### Required work
Print the entries that appear below, exactly as written and without their pictures.

▼▼▼

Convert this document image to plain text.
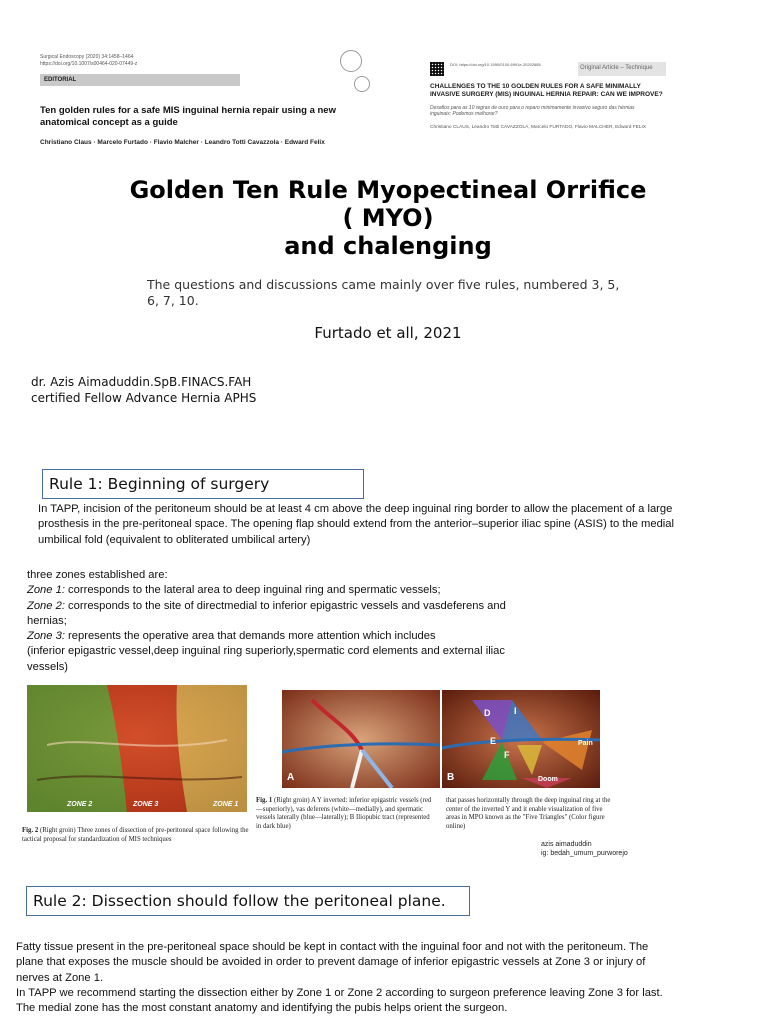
Surgical Endoscopy (2020) 34:1458–1464
https://doi.org/10.1007/s00464-020-07449-z
EDITORIAL
Ten golden rules for a safe MIS inguinal hernia repair using a new anatomical concept as a guide
Christiano Claus · Marcelo Furtado · Flavio Malcher · Leandro Totti Cavazzola · Edward Felix
DOI: https://doi.org/10.1590/0100-6991e-20202685
Original Article – Technique
CHALLENGES TO THE 10 GOLDEN RULES FOR A SAFE MINIMALLY INVASIVE SURGERY (MIS) INGUINAL HERNIA REPAIR: CAN WE IMPROVE?
Desafios para as 10 regras de ouro para o reparo minimamente invasivo seguro das hérnias inguinais: Podemos melhorar?
Christiano CLAUS, Leandro Totti CAVAZZOLA, Marcelo FURTADO, Flavio MALCHER, Edward FELIX
Golden Ten Rule Myopectineal Orrifice
( MYO)
and chalenging
The questions and discussions came mainly over five rules, numbered 3, 5, 6, 7, 10.
Furtado et all, 2021
dr. Azis Aimaduddin.SpB.FINACS.FAH
certified Fellow Advance Hernia APHS
Rule 1: Beginning of surgery
In TAPP, incision of the peritoneum should be at least 4 cm above the deep inguinal ring border to allow the placement of a large prosthesis in the pre-peritoneal space. The opening flap should extend from the anterior–superior iliac spine (ASIS) to the medial umbilical fold (equivalent to obliterated umbilical artery)
three zones established are:
Zone 1: corresponds to the lateral area to deep inguinal ring and spermatic vessels;
Zone 2: corresponds to the site of directmedial to inferior epigastric vessels and vasdeferens and hernias;
Zone 3: represents the operative area that demands more attention which includes
(inferior epigastric vessel,deep inguinal ring superiorly,spermatic cord elements and external iliac vessels)
ZONE 2	ZONE 3	ZONE 1
A
D	I
E
F
Pain
Doom
B
Fig. 2 (Right groin) Three zones of dissection of pre-peritoneal space following the tactical proposal for standardization of MIS techniques
Fig. 1 (Right groin) A Y inverted: inferior epigastric vessels (red—superiorly), vas deferens (white—medially), and spermatic vessels laterally (blue—laterally); B Iliopubic tract (represented in dark blue)
that passes horizontally through the deep inguinal ring at the center of the inverted Y and it enable visualization of five areas in MPO known as the "Five Triangles" (Color figure online)
azis aimaduddin
ig: bedah_umum_purworejo
Rule 2: Dissection should follow the peritoneal plane.
Fatty tissue present in the pre-peritoneal space should be kept in contact with the inguinal foor and not with the peritoneum. The plane that exposes the muscle should be avoided in order to prevent damage of inferior epigastric vessels at Zone 3 or injury of nerves at Zone 1.
In TAPP we recommend starting the dissection either by Zone 1 or Zone 2 according to surgeon preference leaving Zone 3 for last. The medial zone has the most constant anatomy and identifying the pubis helps orient the surgeon.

▲▲▲

### Problem solution
Convert this document image to plain text.
Surgical Endoscopy (2020) 34:1458–1464
https://doi.org/10.1007/s00464-020-07449-z
EDITORIAL
Ten golden rules for a safe MIS inguinal hernia repair using a new anatomical concept as a guide
Christiano Claus · Marcelo Furtado · Flavio Malcher · Leandro Totti Cavazzola · Edward Felix
DOI: https://doi.org/10.1590/0100-6991e-20202685
Original Article – Technique
CHALLENGES TO THE 10 GOLDEN RULES FOR A SAFE MINIMALLY INVASIVE SURGERY (MIS) INGUINAL HERNIA REPAIR: CAN WE IMPROVE?
Desafios para as 10 regras de ouro para o reparo minimamente invasivo seguro das hérnias inguinais: Podemos melhorar?
Christiano CLAUS, Leandro Totti CAVAZZOLA, Marcelo FURTADO, Flavio MALCHER, Edward FELIX
Golden Ten Rule Myopectineal Orrifice
( MYO)
and chalenging
The questions and discussions came mainly over five rules, numbered 3, 5, 6, 7, 10.
Furtado et all, 2021
dr. Azis Aimaduddin.SpB.FINACS.FAH
certified Fellow Advance Hernia APHS
Rule 1: Beginning of surgery
In TAPP, incision of the peritoneum should be at least 4 cm above the deep inguinal ring border to allow the placement of a large prosthesis in the pre-peritoneal space. The opening flap should extend from the anterior–superior iliac spine (ASIS) to the medial umbilical fold (equivalent to obliterated umbilical artery)
three zones established are:
Zone 1: corresponds to the lateral area to deep inguinal ring and spermatic vessels;
Zone 2: corresponds to the site of directmedial to inferior epigastric vessels and vasdeferens and hernias;
Zone 3: represents the operative area that demands more attention which includes
(inferior epigastric vessel,deep inguinal ring superiorly,spermatic cord elements and external iliac vessels)
ZONE 2	ZONE 3	ZONE 1
A
D	I
E
F
Pain
Doom
B
Fig. 2 (Right groin) Three zones of dissection of pre-peritoneal space following the tactical proposal for standardization of MIS techniques
Fig. 1 (Right groin) A Y inverted: inferior epigastric vessels (red—superiorly), vas deferens (white—medially), and spermatic vessels laterally (blue—laterally); B Iliopubic tract (represented in dark blue)
that passes horizontally through the deep inguinal ring at the center of the inverted Y and it enable visualization of five areas in MPO known as the "Five Triangles" (Color figure online)
azis aimaduddin
ig: bedah_umum_purworejo
Rule 2: Dissection should follow the peritoneal plane.
Fatty tissue present in the pre-peritoneal space should be kept in contact with the inguinal foor and not with the peritoneum. The plane that exposes the muscle should be avoided in order to prevent damage of inferior epigastric vessels at Zone 3 or injury of nerves at Zone 1.
In TAPP we recommend starting the dissection either by Zone 1 or Zone 2 according to surgeon preference leaving Zone 3 for last. The medial zone has the most constant anatomy and identifying the pubis helps orient the surgeon.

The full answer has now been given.